Find the lines with the string "kind" and return them.

Part of a data file
** Begin **
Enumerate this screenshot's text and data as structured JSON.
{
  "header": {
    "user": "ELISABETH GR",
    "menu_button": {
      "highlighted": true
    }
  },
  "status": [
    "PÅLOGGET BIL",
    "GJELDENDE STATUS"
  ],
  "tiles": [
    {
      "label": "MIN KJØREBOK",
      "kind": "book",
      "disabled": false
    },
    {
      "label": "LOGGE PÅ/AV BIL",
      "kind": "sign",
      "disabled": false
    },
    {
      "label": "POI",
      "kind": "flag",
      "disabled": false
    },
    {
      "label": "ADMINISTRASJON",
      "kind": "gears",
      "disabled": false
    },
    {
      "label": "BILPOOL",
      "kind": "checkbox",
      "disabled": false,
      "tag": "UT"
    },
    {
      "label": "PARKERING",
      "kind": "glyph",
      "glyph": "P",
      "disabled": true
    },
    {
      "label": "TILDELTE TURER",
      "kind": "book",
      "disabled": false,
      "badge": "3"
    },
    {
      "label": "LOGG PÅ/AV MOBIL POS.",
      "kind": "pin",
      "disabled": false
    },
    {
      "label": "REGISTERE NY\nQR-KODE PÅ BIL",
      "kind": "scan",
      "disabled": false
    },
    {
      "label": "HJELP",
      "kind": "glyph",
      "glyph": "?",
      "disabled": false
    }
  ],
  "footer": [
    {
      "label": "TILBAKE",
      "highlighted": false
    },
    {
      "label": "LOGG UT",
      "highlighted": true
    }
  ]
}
** End **
## Correct response
      "kind": "book",
      "kind": "sign",
      "kind": "flag",
      "kind": "gears",
      "kind": "checkbox",
      "kind": "glyph",
      "kind": "book",
      "kind": "pin",
      "kind": "scan",
      "kind": "glyph",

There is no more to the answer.